Check each line of the listing for the string "cloth", count the lines that have it, and answer with that number only.
##########
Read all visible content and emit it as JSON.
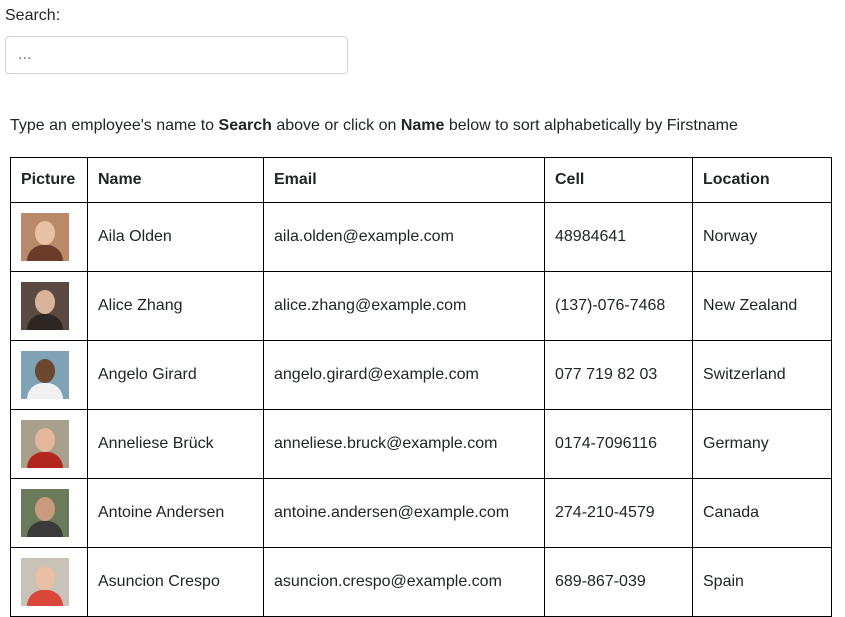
{
  "search": {
    "label": "Search:",
    "placeholder": "...",
    "value": ""
  },
  "instructions": {
    "part1": "Type an employee's name to ",
    "bold1": "Search",
    "part2": " above or click on ",
    "bold2": "Name",
    "part3": " below to sort alphabetically by Firstname"
  },
  "table": {
    "headers": [
      "Picture",
      "Name",
      "Email",
      "Cell",
      "Location"
    ],
    "rows": [
      {
        "name": "Aila Olden",
        "email": "aila.olden@example.com",
        "cell": "48984641",
        "location": "Norway",
        "photo": {
          "bg": "#b98a6a",
          "skin": "#e8c2a2",
          "cloth": "#6b3b2a"
        }
      },
      {
        "name": "Alice Zhang",
        "email": "alice.zhang@example.com",
        "cell": "(137)-076-7468",
        "location": "New Zealand",
        "photo": {
          "bg": "#5a4a42",
          "skin": "#d9b49a",
          "cloth": "#2e2622"
        }
      },
      {
        "name": "Angelo Girard",
        "email": "angelo.girard@example.com",
        "cell": "077 719 82 03",
        "location": "Switzerland",
        "photo": {
          "bg": "#7fa2b6",
          "skin": "#6b4630",
          "cloth": "#f1f1f1"
        }
      },
      {
        "name": "Anneliese Brück",
        "email": "anneliese.bruck@example.com",
        "cell": "0174-7096116",
        "location": "Germany",
        "photo": {
          "bg": "#a8a08a",
          "skin": "#e3b89a",
          "cloth": "#b3261e"
        }
      },
      {
        "name": "Antoine Andersen",
        "email": "antoine.andersen@example.com",
        "cell": "274-210-4579",
        "location": "Canada",
        "photo": {
          "bg": "#6b7a5a",
          "skin": "#c99a7c",
          "cloth": "#3a3a3a"
        }
      },
      {
        "name": "Asuncion Crespo",
        "email": "asuncion.crespo@example.com",
        "cell": "689-867-039",
        "location": "Spain",
        "photo": {
          "bg": "#c9c2b8",
          "skin": "#e9c0a4",
          "cloth": "#d9473a"
        }
      }
    ]
  }
}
##########
**RESPONSE:**
6